(BRIEF):
Return every entry exactly.

Rows from a figure dataset
========================

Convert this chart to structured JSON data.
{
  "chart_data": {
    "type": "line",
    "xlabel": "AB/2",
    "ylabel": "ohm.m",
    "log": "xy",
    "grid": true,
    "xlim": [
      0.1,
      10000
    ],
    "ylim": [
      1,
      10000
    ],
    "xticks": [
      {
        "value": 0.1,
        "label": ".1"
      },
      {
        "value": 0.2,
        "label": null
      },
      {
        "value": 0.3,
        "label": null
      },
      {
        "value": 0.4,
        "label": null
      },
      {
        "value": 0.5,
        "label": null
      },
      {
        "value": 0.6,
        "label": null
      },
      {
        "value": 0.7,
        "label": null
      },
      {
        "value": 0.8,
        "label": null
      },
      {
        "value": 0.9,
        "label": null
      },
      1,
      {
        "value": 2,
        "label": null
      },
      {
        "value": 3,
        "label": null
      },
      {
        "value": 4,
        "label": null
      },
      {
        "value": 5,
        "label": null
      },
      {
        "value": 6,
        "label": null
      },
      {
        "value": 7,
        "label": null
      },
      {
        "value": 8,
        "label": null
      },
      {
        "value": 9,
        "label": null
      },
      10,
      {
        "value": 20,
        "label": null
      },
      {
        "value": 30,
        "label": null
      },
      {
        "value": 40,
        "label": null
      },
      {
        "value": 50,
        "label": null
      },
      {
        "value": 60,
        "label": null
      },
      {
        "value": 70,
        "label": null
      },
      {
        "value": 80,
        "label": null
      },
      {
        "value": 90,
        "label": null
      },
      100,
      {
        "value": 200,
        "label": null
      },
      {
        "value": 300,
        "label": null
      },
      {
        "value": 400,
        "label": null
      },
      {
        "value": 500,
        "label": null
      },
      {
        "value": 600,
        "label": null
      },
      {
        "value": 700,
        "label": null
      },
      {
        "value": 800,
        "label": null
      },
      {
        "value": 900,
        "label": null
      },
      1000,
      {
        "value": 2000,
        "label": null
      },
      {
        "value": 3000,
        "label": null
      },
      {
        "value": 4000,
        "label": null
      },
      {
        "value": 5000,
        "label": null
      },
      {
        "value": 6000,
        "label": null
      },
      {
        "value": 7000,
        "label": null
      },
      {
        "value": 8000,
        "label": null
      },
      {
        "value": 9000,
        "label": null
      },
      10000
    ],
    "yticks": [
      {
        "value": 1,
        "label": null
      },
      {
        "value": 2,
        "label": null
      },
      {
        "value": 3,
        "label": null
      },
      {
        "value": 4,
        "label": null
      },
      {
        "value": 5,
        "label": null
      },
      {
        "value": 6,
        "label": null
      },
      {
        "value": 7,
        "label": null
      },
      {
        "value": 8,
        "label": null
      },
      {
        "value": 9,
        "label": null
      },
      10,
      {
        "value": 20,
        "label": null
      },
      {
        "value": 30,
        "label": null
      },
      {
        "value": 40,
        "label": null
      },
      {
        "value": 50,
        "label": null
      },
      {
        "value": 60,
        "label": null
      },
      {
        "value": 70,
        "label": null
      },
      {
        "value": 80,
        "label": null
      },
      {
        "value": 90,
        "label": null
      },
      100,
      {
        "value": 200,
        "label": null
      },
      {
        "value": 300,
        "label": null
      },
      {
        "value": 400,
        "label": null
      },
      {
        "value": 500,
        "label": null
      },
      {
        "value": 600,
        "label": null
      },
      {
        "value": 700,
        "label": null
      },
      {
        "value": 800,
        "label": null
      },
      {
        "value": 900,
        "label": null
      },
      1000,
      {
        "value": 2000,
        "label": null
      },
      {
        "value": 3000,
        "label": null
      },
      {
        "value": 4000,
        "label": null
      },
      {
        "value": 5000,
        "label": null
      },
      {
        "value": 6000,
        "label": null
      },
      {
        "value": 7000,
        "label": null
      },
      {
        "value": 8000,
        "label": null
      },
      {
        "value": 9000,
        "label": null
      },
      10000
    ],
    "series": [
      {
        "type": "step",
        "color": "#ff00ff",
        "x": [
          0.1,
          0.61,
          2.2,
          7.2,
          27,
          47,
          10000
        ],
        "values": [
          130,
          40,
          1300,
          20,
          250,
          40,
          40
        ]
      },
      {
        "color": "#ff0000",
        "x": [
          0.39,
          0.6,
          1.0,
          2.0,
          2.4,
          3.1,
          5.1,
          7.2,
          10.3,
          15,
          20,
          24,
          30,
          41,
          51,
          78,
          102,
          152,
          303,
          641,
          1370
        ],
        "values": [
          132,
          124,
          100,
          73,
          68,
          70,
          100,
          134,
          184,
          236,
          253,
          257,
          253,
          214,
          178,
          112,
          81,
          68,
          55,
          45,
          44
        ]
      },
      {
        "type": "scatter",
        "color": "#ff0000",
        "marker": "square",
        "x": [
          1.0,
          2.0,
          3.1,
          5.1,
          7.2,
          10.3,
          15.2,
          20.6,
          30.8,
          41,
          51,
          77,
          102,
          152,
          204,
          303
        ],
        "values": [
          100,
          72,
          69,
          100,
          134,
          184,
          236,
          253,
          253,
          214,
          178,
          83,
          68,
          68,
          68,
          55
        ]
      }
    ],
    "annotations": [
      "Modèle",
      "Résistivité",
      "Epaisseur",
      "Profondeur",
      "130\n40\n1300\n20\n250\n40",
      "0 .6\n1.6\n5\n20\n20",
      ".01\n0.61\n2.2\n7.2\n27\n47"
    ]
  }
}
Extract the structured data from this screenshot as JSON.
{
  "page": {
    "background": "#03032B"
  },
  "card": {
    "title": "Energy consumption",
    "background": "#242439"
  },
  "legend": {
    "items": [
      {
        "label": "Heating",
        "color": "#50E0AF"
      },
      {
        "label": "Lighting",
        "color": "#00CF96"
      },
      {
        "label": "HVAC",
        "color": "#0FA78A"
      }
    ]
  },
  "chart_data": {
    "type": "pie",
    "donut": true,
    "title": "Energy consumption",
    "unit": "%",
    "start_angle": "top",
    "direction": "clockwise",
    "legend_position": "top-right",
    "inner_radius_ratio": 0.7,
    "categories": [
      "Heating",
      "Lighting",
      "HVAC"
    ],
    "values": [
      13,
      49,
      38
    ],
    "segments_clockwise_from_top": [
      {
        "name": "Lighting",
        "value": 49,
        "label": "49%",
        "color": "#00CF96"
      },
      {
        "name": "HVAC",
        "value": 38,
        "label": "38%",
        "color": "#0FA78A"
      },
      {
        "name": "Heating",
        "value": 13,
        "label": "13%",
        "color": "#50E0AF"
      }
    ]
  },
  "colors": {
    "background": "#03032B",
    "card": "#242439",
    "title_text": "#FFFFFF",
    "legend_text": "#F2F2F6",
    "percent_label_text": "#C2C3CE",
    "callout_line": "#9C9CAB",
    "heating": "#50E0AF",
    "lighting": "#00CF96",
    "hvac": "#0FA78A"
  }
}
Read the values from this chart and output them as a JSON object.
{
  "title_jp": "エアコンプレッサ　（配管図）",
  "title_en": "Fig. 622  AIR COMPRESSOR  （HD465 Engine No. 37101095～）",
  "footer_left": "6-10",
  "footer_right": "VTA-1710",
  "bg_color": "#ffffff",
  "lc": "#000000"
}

========================

(TASK SOLUTION):
Convert this chart to structured JSON data.
{
  "chart_data": {
    "type": "line",
    "xlabel": "AB/2",
    "ylabel": "ohm.m",
    "log": "xy",
    "grid": true,
    "xlim": [
      0.1,
      10000
    ],
    "ylim": [
      1,
      10000
    ],
    "xticks": [
      {
        "value": 0.1,
        "label": ".1"
      },
      {
        "value": 0.2,
        "label": null
      },
      {
        "value": 0.3,
        "label": null
      },
      {
        "value": 0.4,
        "label": null
      },
      {
        "value": 0.5,
        "label": null
      },
      {
        "value": 0.6,
        "label": null
      },
      {
        "value": 0.7,
        "label": null
      },
      {
        "value": 0.8,
        "label": null
      },
      {
        "value": 0.9,
        "label": null
      },
      1,
      {
        "value": 2,
        "label": null
      },
      {
        "value": 3,
        "label": null
      },
      {
        "value": 4,
        "label": null
      },
      {
        "value": 5,
        "label": null
      },
      {
        "value": 6,
        "label": null
      },
      {
        "value": 7,
        "label": null
      },
      {
        "value": 8,
        "label": null
      },
      {
        "value": 9,
        "label": null
      },
      10,
      {
        "value": 20,
        "label": null
      },
      {
        "value": 30,
        "label": null
      },
      {
        "value": 40,
        "label": null
      },
      {
        "value": 50,
        "label": null
      },
      {
        "value": 60,
        "label": null
      },
      {
        "value": 70,
        "label": null
      },
      {
        "value": 80,
        "label": null
      },
      {
        "value": 90,
        "label": null
      },
      100,
      {
        "value": 200,
        "label": null
      },
      {
        "value": 300,
        "label": null
      },
      {
        "value": 400,
        "label": null
      },
      {
        "value": 500,
        "label": null
      },
      {
        "value": 600,
        "label": null
      },
      {
        "value": 700,
        "label": null
      },
      {
        "value": 800,
        "label": null
      },
      {
        "value": 900,
        "label": null
      },
      1000,
      {
        "value": 2000,
        "label": null
      },
      {
        "value": 3000,
        "label": null
      },
      {
        "value": 4000,
        "label": null
      },
      {
        "value": 5000,
        "label": null
      },
      {
        "value": 6000,
        "label": null
      },
      {
        "value": 7000,
        "label": null
      },
      {
        "value": 8000,
        "label": null
      },
      {
        "value": 9000,
        "label": null
      },
      10000
    ],
    "yticks": [
      {
        "value": 1,
        "label": null
      },
      {
        "value": 2,
        "label": null
      },
      {
        "value": 3,
        "label": null
      },
      {
        "value": 4,
        "label": null
      },
      {
        "value": 5,
        "label": null
      },
      {
        "value": 6,
        "label": null
      },
      {
        "value": 7,
        "label": null
      },
      {
        "value": 8,
        "label": null
      },
      {
        "value": 9,
        "label": null
      },
      10,
      {
        "value": 20,
        "label": null
      },
      {
        "value": 30,
        "label": null
      },
      {
        "value": 40,
        "label": null
      },
      {
        "value": 50,
        "label": null
      },
      {
        "value": 60,
        "label": null
      },
      {
        "value": 70,
        "label": null
      },
      {
        "value": 80,
        "label": null
      },
      {
        "value": 90,
        "label": null
      },
      100,
      {
        "value": 200,
        "label": null
      },
      {
        "value": 300,
        "label": null
      },
      {
        "value": 400,
        "label": null
      },
      {
        "value": 500,
        "label": null
      },
      {
        "value": 600,
        "label": null
      },
      {
        "value": 700,
        "label": null
      },
      {
        "value": 800,
        "label": null
      },
      {
        "value": 900,
        "label": null
      },
      1000,
      {
        "value": 2000,
        "label": null
      },
      {
        "value": 3000,
        "label": null
      },
      {
        "value": 4000,
        "label": null
      },
      {
        "value": 5000,
        "label": null
      },
      {
        "value": 6000,
        "label": null
      },
      {
        "value": 7000,
        "label": null
      },
      {
        "value": 8000,
        "label": null
      },
      {
        "value": 9000,
        "label": null
      },
      10000
    ],
    "series": [
      {
        "type": "step",
        "color": "#ff00ff",
        "x": [
          0.1,
          0.61,
          2.2,
          7.2,
          27,
          47,
          10000
        ],
        "values": [
          130,
          40,
          1300,
          20,
          250,
          40,
          40
        ]
      },
      {
        "color": "#ff0000",
        "x": [
          0.39,
          0.6,
          1.0,
          2.0,
          2.4,
          3.1,
          5.1,
          7.2,
          10.3,
          15,
          20,
          24,
          30,
          41,
          51,
          78,
          102,
          152,
          303,
          641,
          1370
        ],
        "values": [
          132,
          124,
          100,
          73,
          68,
          70,
          100,
          134,
          184,
          236,
          253,
          257,
          253,
          214,
          178,
          112,
          81,
          68,
          55,
          45,
          44
        ]
      },
      {
        "type": "scatter",
        "color": "#ff0000",
        "marker": "square",
        "x": [
          1.0,
          2.0,
          3.1,
          5.1,
          7.2,
          10.3,
          15.2,
          20.6,
          30.8,
          41,
          51,
          77,
          102,
          152,
          204,
          303
        ],
        "values": [
          100,
          72,
          69,
          100,
          134,
          184,
          236,
          253,
          253,
          214,
          178,
          83,
          68,
          68,
          68,
          55
        ]
      }
    ],
    "annotations": [
      "Modèle",
      "Résistivité",
      "Epaisseur",
      "Profondeur",
      "130\n40\n1300\n20\n250\n40",
      "0 .6\n1.6\n5\n20\n20",
      ".01\n0.61\n2.2\n7.2\n27\n47"
    ]
  }
}
Extract the structured data from this screenshot as JSON.
{
  "page": {
    "background": "#03032B"
  },
  "card": {
    "title": "Energy consumption",
    "background": "#242439"
  },
  "legend": {
    "items": [
      {
        "label": "Heating",
        "color": "#50E0AF"
      },
      {
        "label": "Lighting",
        "color": "#00CF96"
      },
      {
        "label": "HVAC",
        "color": "#0FA78A"
      }
    ]
  },
  "chart_data": {
    "type": "pie",
    "donut": true,
    "title": "Energy consumption",
    "unit": "%",
    "start_angle": "top",
    "direction": "clockwise",
    "legend_position": "top-right",
    "inner_radius_ratio": 0.7,
    "categories": [
      "Heating",
      "Lighting",
      "HVAC"
    ],
    "values": [
      13,
      49,
      38
    ],
    "segments_clockwise_from_top": [
      {
        "name": "Lighting",
        "value": 49,
        "label": "49%",
        "color": "#00CF96"
      },
      {
        "name": "HVAC",
        "value": 38,
        "label": "38%",
        "color": "#0FA78A"
      },
      {
        "name": "Heating",
        "value": 13,
        "label": "13%",
        "color": "#50E0AF"
      }
    ]
  },
  "colors": {
    "background": "#03032B",
    "card": "#242439",
    "title_text": "#FFFFFF",
    "legend_text": "#F2F2F6",
    "percent_label_text": "#C2C3CE",
    "callout_line": "#9C9CAB",
    "heating": "#50E0AF",
    "lighting": "#00CF96",
    "hvac": "#0FA78A"
  }
}
Read the values from this chart and output them as a JSON object.
{
  "title_jp": "エアコンプレッサ　（配管図）",
  "title_en": "Fig. 622  AIR COMPRESSOR  （HD465 Engine No. 37101095～）",
  "footer_left": "6-10",
  "footer_right": "VTA-1710",
  "bg_color": "#ffffff",
  "lc": "#000000"
}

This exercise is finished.